↓

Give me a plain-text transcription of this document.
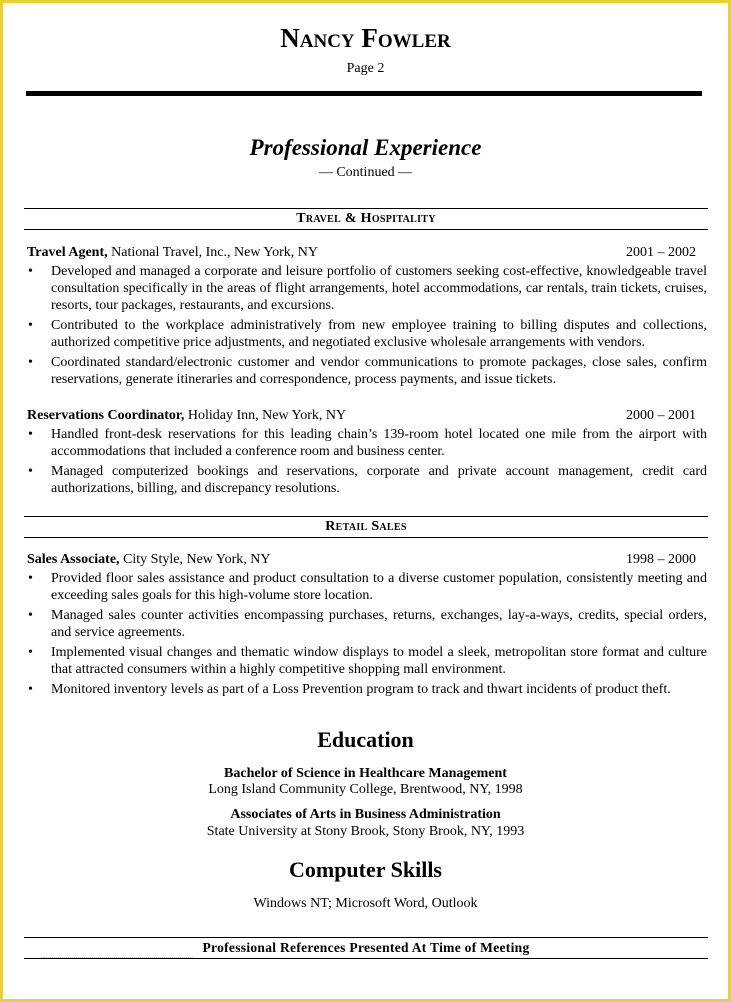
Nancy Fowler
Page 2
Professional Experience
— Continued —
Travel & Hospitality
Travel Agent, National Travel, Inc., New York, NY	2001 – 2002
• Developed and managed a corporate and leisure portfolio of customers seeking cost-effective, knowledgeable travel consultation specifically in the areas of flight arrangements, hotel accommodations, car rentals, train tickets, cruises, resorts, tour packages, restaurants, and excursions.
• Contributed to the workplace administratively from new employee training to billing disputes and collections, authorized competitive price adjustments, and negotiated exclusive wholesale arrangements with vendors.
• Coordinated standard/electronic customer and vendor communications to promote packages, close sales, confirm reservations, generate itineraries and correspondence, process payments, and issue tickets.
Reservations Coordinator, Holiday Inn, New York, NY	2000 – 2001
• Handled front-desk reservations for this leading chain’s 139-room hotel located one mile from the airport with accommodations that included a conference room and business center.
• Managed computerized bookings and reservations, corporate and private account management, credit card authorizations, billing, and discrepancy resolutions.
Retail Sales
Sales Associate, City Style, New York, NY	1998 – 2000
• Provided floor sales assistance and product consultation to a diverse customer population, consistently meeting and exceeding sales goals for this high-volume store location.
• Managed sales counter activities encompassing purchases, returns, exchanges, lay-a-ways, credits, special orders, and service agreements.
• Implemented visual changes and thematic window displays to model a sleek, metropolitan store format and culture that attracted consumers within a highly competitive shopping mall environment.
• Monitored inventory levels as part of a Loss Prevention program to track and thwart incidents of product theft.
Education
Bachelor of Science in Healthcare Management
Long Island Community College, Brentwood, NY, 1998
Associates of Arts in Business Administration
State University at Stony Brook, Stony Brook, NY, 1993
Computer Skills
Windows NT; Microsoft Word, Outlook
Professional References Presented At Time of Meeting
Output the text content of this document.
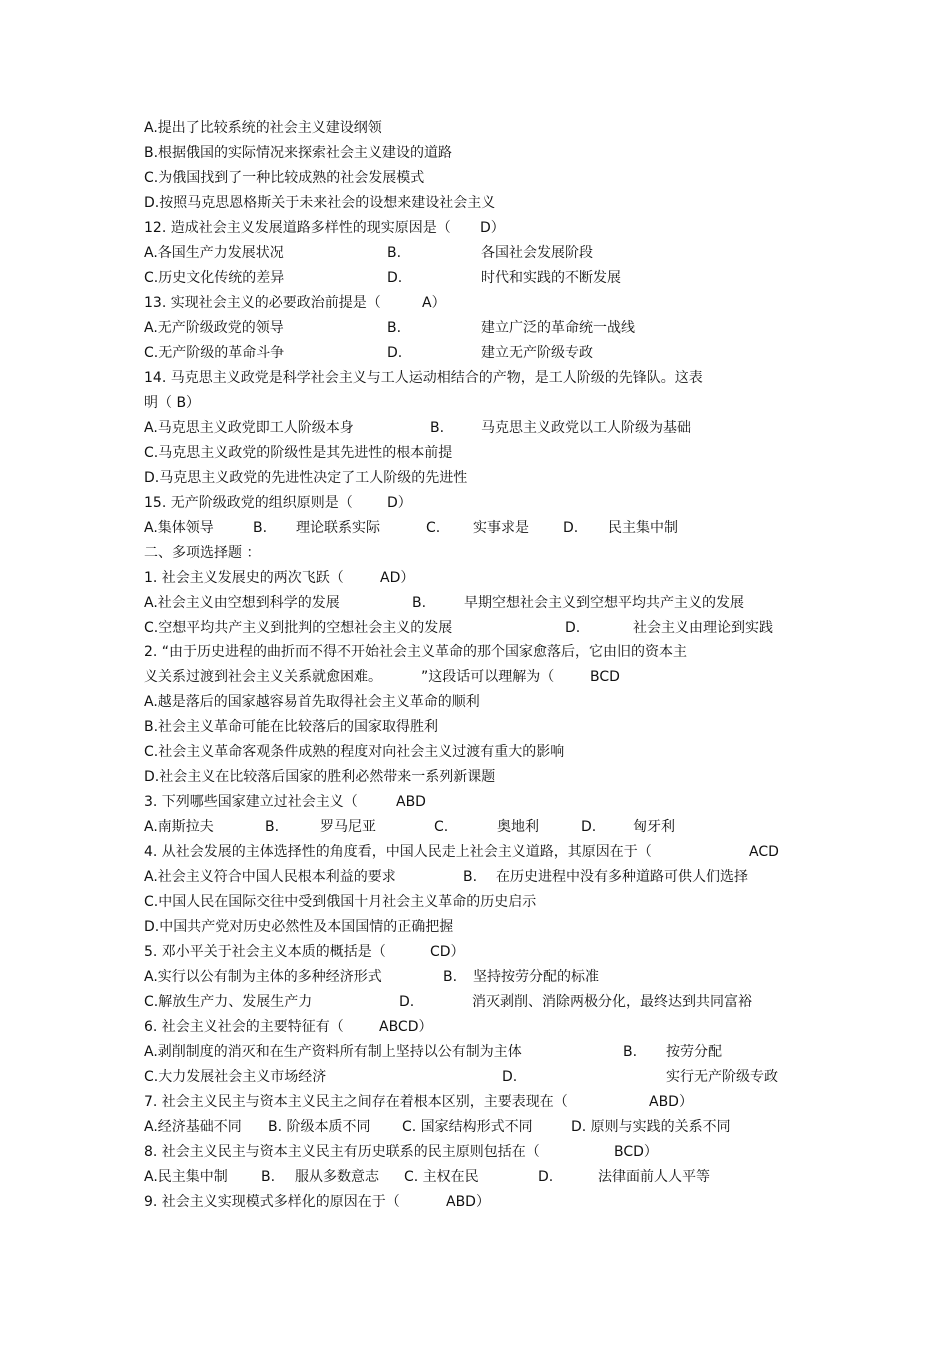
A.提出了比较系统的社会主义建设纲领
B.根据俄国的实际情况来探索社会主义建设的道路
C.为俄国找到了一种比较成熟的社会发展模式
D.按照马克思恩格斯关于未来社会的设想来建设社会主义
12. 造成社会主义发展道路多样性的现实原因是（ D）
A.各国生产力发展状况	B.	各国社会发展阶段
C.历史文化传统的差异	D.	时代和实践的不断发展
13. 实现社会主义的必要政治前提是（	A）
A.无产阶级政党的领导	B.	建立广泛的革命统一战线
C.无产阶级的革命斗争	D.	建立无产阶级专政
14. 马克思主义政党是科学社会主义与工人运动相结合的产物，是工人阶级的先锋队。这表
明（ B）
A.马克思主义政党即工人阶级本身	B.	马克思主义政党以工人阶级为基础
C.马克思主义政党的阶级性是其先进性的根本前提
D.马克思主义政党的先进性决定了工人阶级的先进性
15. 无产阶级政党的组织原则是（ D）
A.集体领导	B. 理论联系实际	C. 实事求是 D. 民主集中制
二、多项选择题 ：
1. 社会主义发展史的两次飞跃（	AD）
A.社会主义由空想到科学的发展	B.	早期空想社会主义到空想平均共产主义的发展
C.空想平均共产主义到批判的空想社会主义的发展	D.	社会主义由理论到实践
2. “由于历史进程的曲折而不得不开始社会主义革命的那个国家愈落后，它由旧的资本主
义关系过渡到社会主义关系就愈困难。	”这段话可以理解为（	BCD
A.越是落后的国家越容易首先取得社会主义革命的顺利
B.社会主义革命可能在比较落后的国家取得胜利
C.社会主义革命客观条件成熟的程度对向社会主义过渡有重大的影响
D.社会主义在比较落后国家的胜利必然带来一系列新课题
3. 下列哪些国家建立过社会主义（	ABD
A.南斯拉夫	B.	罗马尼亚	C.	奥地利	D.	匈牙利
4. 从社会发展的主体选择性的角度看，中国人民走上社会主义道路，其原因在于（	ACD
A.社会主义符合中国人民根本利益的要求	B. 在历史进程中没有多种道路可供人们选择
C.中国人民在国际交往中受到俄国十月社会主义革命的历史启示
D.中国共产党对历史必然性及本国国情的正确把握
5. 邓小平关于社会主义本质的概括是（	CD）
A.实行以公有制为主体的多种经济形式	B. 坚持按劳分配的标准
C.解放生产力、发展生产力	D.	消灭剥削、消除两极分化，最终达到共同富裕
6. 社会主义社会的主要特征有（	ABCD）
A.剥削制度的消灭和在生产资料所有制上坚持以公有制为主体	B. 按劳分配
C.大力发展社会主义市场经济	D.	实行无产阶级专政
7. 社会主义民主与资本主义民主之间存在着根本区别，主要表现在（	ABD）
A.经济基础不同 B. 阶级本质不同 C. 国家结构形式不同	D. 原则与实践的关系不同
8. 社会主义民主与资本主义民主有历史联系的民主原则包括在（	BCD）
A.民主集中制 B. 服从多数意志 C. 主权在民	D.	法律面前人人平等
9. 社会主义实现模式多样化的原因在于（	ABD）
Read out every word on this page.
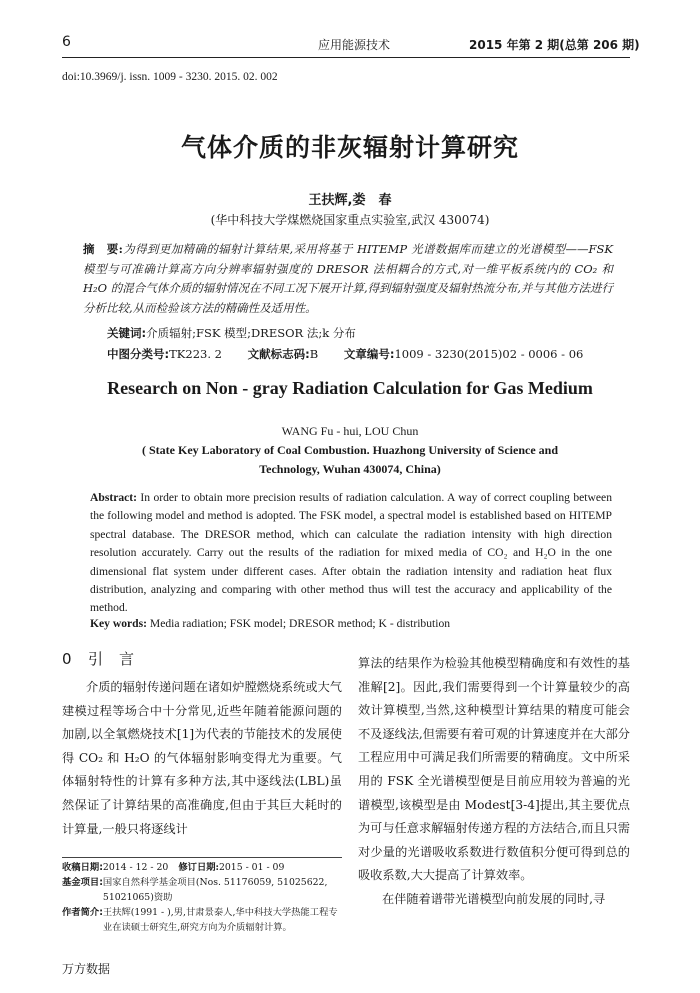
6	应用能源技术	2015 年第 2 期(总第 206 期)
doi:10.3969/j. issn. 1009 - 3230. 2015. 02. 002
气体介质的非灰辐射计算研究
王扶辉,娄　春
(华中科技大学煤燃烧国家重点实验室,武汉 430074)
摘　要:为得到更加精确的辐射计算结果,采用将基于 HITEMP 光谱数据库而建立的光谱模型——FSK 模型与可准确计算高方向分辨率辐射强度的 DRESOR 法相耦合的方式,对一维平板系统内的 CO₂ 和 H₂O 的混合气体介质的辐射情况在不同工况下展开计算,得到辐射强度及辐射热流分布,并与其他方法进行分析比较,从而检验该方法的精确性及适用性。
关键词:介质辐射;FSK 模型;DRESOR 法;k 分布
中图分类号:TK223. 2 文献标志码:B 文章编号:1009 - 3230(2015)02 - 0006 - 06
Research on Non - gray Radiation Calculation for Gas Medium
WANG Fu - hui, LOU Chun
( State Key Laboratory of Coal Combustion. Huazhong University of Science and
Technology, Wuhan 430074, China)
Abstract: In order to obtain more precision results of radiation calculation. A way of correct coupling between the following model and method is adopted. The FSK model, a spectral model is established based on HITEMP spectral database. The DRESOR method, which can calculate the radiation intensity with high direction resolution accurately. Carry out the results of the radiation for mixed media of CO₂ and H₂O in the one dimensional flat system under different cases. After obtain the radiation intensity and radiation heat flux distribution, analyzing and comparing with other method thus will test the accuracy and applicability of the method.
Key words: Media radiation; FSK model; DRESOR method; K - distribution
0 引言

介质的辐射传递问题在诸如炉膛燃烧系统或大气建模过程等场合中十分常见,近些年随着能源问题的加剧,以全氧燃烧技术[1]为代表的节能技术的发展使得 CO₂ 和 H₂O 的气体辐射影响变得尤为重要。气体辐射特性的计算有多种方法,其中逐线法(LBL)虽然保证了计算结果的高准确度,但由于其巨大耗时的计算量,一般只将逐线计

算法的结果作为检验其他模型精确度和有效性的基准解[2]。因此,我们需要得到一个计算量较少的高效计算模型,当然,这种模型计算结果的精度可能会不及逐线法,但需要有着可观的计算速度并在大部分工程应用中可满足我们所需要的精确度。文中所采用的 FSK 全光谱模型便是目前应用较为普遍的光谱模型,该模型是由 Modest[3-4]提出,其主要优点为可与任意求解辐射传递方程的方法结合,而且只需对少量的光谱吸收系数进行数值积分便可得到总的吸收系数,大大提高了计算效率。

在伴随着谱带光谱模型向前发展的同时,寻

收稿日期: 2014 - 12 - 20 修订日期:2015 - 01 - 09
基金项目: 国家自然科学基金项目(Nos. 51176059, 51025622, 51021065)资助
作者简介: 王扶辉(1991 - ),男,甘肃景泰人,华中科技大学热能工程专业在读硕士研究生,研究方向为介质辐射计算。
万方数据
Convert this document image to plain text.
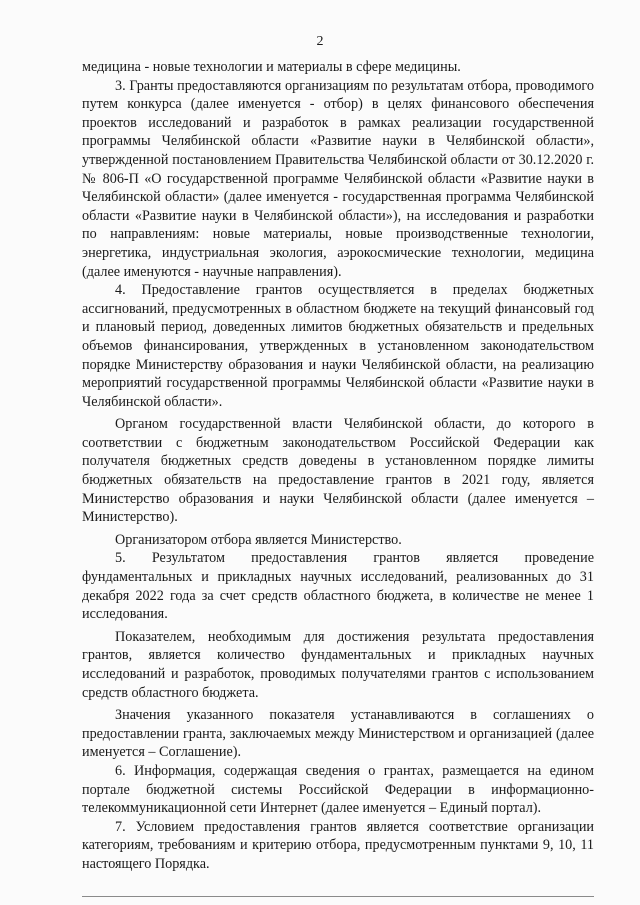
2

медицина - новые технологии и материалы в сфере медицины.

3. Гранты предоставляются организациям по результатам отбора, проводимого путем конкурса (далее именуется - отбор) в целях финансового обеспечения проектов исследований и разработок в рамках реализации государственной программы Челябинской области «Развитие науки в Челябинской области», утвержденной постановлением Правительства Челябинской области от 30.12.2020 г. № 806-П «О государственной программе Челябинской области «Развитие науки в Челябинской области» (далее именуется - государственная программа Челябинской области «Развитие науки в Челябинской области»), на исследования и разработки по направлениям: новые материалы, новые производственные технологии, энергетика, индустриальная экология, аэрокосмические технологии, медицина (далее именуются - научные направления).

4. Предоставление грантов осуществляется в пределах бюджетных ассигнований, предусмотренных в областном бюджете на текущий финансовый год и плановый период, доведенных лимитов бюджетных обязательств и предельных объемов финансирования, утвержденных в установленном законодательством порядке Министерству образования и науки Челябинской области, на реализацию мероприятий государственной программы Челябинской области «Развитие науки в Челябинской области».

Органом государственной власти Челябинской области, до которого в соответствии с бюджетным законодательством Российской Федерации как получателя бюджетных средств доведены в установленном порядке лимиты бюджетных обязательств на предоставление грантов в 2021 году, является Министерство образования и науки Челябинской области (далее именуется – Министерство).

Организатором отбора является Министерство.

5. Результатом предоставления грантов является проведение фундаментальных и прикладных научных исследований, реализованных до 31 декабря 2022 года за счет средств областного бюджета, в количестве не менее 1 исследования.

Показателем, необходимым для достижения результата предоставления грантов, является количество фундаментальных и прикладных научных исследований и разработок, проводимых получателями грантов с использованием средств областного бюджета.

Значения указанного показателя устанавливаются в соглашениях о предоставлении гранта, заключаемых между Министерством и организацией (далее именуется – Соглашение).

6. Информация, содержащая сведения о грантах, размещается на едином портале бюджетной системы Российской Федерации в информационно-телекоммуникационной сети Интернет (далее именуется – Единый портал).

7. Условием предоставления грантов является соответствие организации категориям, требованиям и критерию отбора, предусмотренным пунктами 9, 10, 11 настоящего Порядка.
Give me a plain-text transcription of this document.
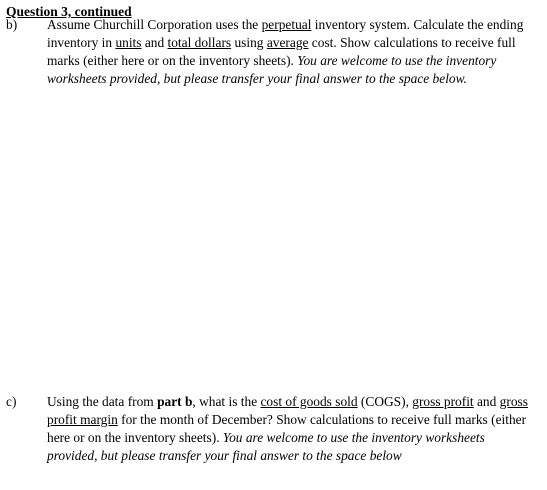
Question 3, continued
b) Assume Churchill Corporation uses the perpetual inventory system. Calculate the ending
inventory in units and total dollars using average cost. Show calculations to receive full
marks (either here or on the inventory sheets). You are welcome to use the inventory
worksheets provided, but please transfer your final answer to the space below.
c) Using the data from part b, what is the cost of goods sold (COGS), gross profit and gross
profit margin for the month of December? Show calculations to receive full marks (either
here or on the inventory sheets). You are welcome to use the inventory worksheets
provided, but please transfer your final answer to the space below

↑

Exercise goal: Select every line in the records above that contains the word "marks".

Output below:
marks (either here or on the inventory sheets). You are welcome to use the inventory
profit margin for the month of December? Show calculations to receive full marks (either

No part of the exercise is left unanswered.